Data to process -
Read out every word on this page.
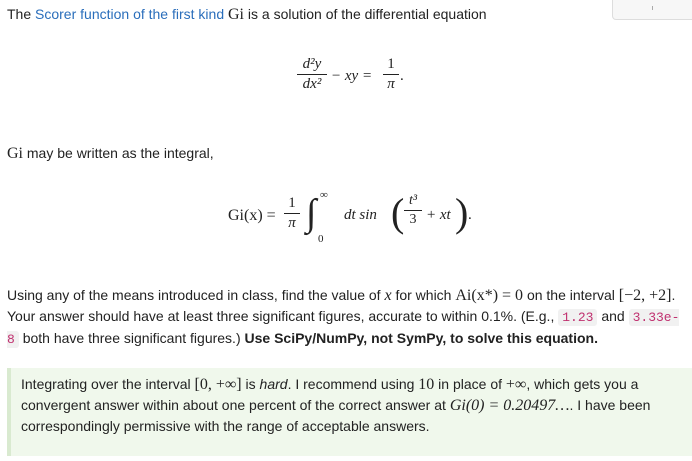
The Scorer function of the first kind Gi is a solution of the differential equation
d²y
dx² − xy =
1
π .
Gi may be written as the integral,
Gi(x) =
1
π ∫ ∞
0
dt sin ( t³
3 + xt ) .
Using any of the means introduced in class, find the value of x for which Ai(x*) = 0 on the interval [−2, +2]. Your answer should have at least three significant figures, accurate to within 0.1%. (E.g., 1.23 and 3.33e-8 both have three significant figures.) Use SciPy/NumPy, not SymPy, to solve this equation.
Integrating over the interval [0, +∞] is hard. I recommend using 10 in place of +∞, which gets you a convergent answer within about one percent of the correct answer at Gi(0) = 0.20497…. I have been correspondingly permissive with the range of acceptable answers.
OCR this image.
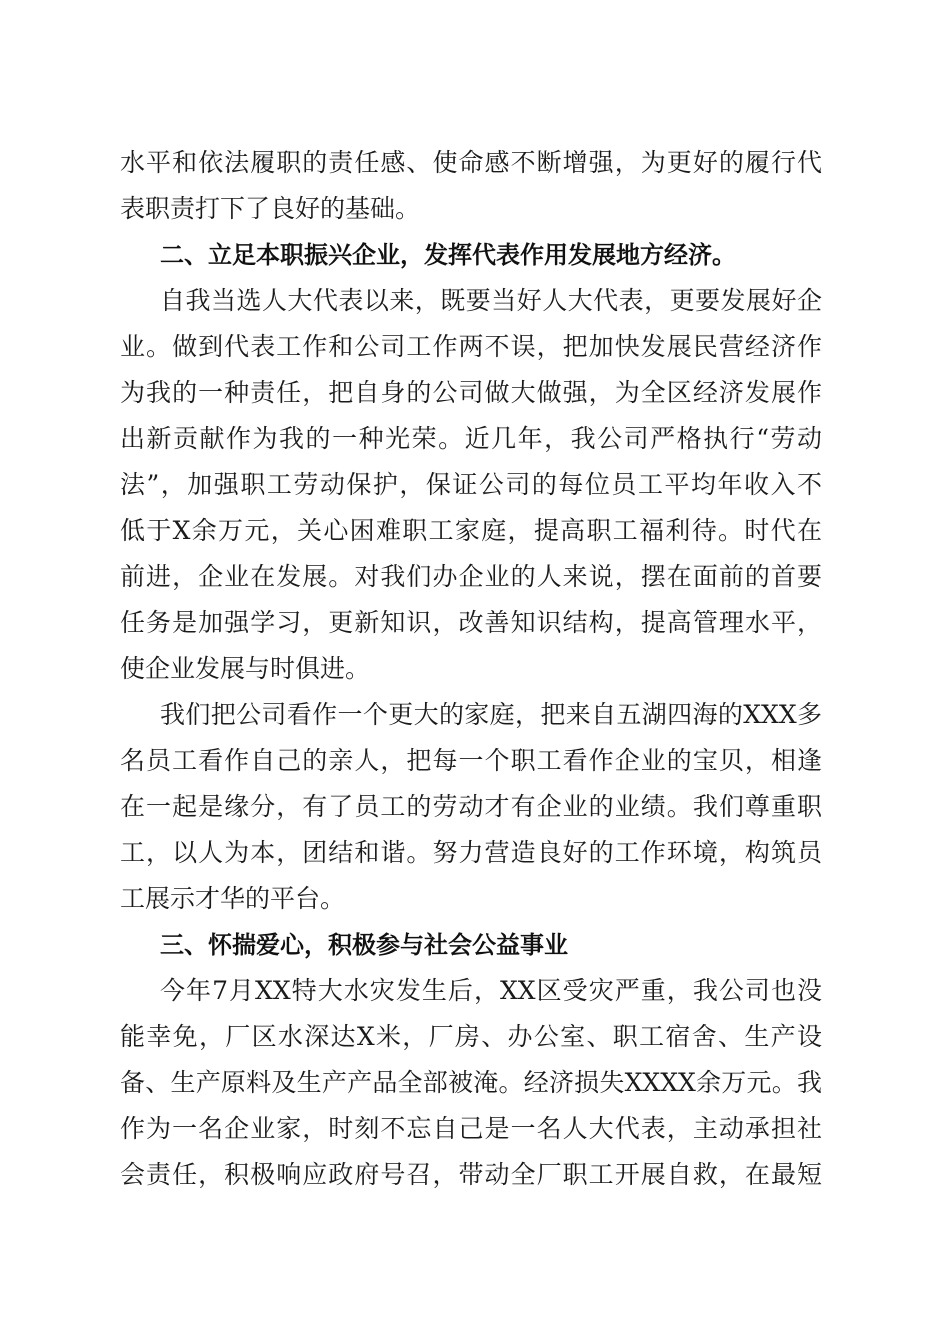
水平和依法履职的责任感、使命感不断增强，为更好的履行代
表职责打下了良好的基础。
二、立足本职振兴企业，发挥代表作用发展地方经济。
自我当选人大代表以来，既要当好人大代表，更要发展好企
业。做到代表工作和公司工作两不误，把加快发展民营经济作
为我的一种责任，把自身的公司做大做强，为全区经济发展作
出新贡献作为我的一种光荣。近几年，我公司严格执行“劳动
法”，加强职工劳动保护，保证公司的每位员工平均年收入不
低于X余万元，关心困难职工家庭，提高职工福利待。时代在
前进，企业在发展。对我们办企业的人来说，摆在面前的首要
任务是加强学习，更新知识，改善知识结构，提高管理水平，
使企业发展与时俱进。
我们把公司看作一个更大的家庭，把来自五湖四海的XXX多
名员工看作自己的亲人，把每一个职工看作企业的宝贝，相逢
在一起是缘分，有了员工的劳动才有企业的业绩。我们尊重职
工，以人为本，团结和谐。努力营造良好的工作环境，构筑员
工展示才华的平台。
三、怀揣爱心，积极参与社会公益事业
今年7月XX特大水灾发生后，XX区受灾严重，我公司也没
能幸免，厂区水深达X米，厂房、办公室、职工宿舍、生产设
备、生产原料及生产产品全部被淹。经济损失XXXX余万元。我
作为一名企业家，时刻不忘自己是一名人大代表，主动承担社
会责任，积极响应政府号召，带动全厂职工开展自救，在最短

---

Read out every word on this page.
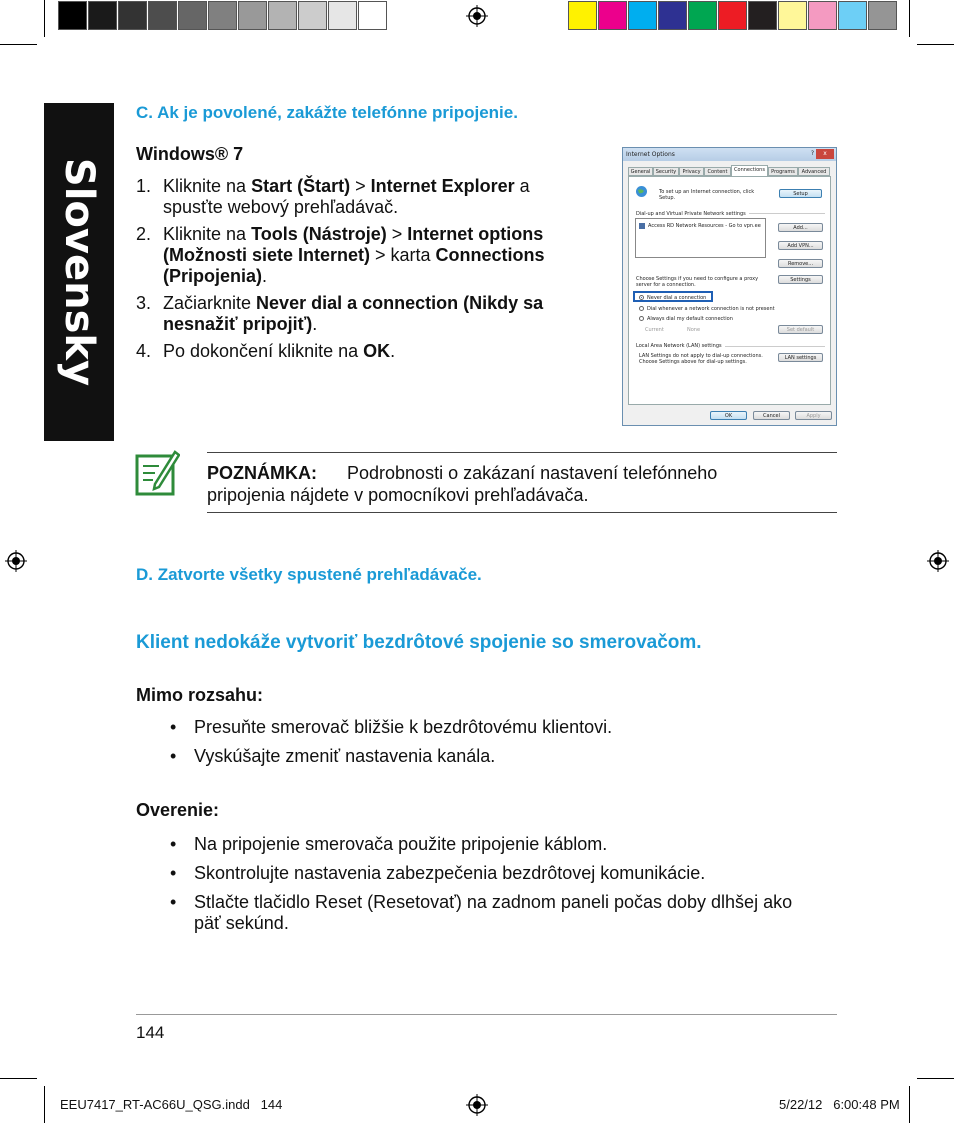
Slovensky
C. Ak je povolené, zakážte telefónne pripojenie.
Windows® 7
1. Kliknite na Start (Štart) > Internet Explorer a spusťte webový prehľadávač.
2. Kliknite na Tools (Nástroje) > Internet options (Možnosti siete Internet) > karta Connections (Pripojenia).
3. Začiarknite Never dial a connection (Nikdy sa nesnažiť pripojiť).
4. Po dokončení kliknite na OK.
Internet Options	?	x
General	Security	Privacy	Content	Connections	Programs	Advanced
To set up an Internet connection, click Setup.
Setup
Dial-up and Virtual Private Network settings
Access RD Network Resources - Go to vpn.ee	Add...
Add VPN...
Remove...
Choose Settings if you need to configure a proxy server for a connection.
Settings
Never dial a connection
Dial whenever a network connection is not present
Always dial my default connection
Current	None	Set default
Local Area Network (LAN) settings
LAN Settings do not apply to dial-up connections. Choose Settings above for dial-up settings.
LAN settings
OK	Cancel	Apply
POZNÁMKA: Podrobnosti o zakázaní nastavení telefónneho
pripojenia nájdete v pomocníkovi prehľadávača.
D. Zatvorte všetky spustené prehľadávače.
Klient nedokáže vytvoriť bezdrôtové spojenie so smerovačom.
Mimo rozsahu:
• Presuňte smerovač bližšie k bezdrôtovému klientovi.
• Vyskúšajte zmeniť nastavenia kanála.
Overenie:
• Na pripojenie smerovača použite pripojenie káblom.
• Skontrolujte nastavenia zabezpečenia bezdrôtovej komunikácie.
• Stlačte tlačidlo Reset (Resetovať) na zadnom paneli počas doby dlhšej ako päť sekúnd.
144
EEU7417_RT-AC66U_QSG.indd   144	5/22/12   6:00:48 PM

--

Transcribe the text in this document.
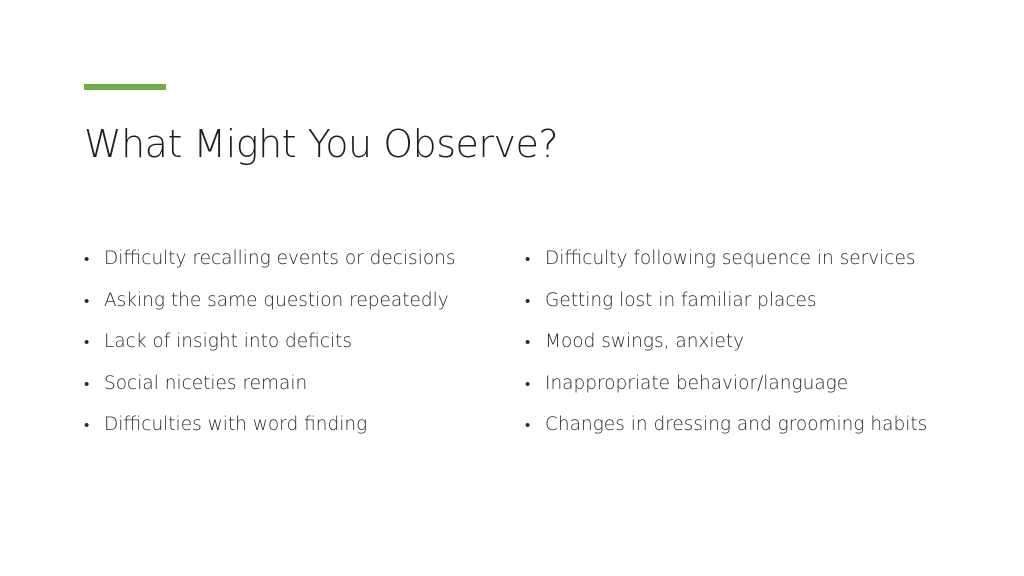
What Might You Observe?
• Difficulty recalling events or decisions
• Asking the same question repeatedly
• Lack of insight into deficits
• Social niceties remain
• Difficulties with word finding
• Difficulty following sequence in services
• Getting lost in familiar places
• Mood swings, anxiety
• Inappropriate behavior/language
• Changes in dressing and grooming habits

Exercise - In the records, locate each line holding the string "Difficulty" and copy it.

Result of the task -
• Difficulty recalling events or decisions
• Difficulty following sequence in services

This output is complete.